**The data**.
##############################
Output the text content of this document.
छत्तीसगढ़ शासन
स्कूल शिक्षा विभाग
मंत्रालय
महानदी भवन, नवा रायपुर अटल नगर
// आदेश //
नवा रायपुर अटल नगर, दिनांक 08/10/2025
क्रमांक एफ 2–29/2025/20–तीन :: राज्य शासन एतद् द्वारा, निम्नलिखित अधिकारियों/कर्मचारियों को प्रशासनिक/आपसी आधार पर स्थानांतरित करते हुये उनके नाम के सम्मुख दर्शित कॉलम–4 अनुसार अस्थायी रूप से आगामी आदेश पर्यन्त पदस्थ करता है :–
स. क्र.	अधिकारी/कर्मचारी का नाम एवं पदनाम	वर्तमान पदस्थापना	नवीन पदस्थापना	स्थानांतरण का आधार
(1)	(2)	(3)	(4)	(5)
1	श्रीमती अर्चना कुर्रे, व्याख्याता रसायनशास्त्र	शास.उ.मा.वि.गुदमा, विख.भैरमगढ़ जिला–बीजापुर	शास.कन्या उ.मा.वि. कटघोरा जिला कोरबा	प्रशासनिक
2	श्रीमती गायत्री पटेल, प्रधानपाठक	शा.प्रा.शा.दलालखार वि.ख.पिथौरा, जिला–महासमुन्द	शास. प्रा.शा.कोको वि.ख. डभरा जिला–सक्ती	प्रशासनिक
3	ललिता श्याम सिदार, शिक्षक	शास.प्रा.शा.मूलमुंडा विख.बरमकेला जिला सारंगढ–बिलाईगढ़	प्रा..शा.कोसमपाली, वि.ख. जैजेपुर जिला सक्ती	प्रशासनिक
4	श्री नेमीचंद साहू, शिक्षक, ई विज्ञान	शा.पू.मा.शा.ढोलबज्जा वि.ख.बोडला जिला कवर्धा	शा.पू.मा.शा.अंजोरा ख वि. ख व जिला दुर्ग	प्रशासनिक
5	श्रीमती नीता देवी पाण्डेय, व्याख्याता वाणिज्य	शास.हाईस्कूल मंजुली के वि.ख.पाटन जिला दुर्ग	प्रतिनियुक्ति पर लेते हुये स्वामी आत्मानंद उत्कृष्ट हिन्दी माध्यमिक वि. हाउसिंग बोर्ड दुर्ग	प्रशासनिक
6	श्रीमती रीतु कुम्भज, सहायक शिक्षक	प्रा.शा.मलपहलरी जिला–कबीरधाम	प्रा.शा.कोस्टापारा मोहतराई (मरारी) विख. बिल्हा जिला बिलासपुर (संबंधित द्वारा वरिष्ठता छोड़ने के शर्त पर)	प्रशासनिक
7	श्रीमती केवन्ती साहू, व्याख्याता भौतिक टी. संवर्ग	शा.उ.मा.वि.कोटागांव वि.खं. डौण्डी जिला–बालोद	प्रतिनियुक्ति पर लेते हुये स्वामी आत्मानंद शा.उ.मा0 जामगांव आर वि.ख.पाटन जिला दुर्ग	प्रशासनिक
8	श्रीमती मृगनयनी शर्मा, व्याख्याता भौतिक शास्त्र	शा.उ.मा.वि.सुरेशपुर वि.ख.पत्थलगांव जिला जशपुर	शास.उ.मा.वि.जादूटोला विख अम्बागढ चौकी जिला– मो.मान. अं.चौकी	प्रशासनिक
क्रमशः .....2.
##############################
**Exercise aim**. Would you give the material above again, complete and exact?

**Reply**.
Output the text content of this document.
छत्तीसगढ़ शासन
स्कूल शिक्षा विभाग
मंत्रालय
महानदी भवन, नवा रायपुर अटल नगर
// आदेश //
नवा रायपुर अटल नगर, दिनांक 08/10/2025
क्रमांक एफ 2–29/2025/20–तीन :: राज्य शासन एतद् द्वारा, निम्नलिखित अधिकारियों/कर्मचारियों को प्रशासनिक/आपसी आधार पर स्थानांतरित करते हुये उनके नाम के सम्मुख दर्शित कॉलम–4 अनुसार अस्थायी रूप से आगामी आदेश पर्यन्त पदस्थ करता है :–
स. क्र.	अधिकारी/कर्मचारी का नाम एवं पदनाम	वर्तमान पदस्थापना	नवीन पदस्थापना	स्थानांतरण का आधार
(1)	(2)	(3)	(4)	(5)
1	श्रीमती अर्चना कुर्रे, व्याख्याता रसायनशास्त्र	शास.उ.मा.वि.गुदमा, विख.भैरमगढ़ जिला–बीजापुर	शास.कन्या उ.मा.वि. कटघोरा जिला कोरबा	प्रशासनिक
2	श्रीमती गायत्री पटेल, प्रधानपाठक	शा.प्रा.शा.दलालखार वि.ख.पिथौरा, जिला–महासमुन्द	शास. प्रा.शा.कोको वि.ख. डभरा जिला–सक्ती	प्रशासनिक
3	ललिता श्याम सिदार, शिक्षक	शास.प्रा.शा.मूलमुंडा विख.बरमकेला जिला सारंगढ–बिलाईगढ़	प्रा..शा.कोसमपाली, वि.ख. जैजेपुर जिला सक्ती	प्रशासनिक
4	श्री नेमीचंद साहू, शिक्षक, ई विज्ञान	शा.पू.मा.शा.ढोलबज्जा वि.ख.बोडला जिला कवर्धा	शा.पू.मा.शा.अंजोरा ख वि. ख व जिला दुर्ग	प्रशासनिक
5	श्रीमती नीता देवी पाण्डेय, व्याख्याता वाणिज्य	शास.हाईस्कूल मंजुली के वि.ख.पाटन जिला दुर्ग	प्रतिनियुक्ति पर लेते हुये स्वामी आत्मानंद उत्कृष्ट हिन्दी माध्यमिक वि. हाउसिंग बोर्ड दुर्ग	प्रशासनिक
6	श्रीमती रीतु कुम्भज, सहायक शिक्षक	प्रा.शा.मलपहलरी जिला–कबीरधाम	प्रा.शा.कोस्टापारा मोहतराई (मरारी) विख. बिल्हा जिला बिलासपुर (संबंधित द्वारा वरिष्ठता छोड़ने के शर्त पर)	प्रशासनिक
7	श्रीमती केवन्ती साहू, व्याख्याता भौतिक टी. संवर्ग	शा.उ.मा.वि.कोटागांव वि.खं. डौण्डी जिला–बालोद	प्रतिनियुक्ति पर लेते हुये स्वामी आत्मानंद शा.उ.मा0 जामगांव आर वि.ख.पाटन जिला दुर्ग	प्रशासनिक
8	श्रीमती मृगनयनी शर्मा, व्याख्याता भौतिक शास्त्र	शा.उ.मा.वि.सुरेशपुर वि.ख.पत्थलगांव जिला जशपुर	शास.उ.मा.वि.जादूटोला विख अम्बागढ चौकी जिला– मो.मान. अं.चौकी	प्रशासनिक
क्रमशः .....2.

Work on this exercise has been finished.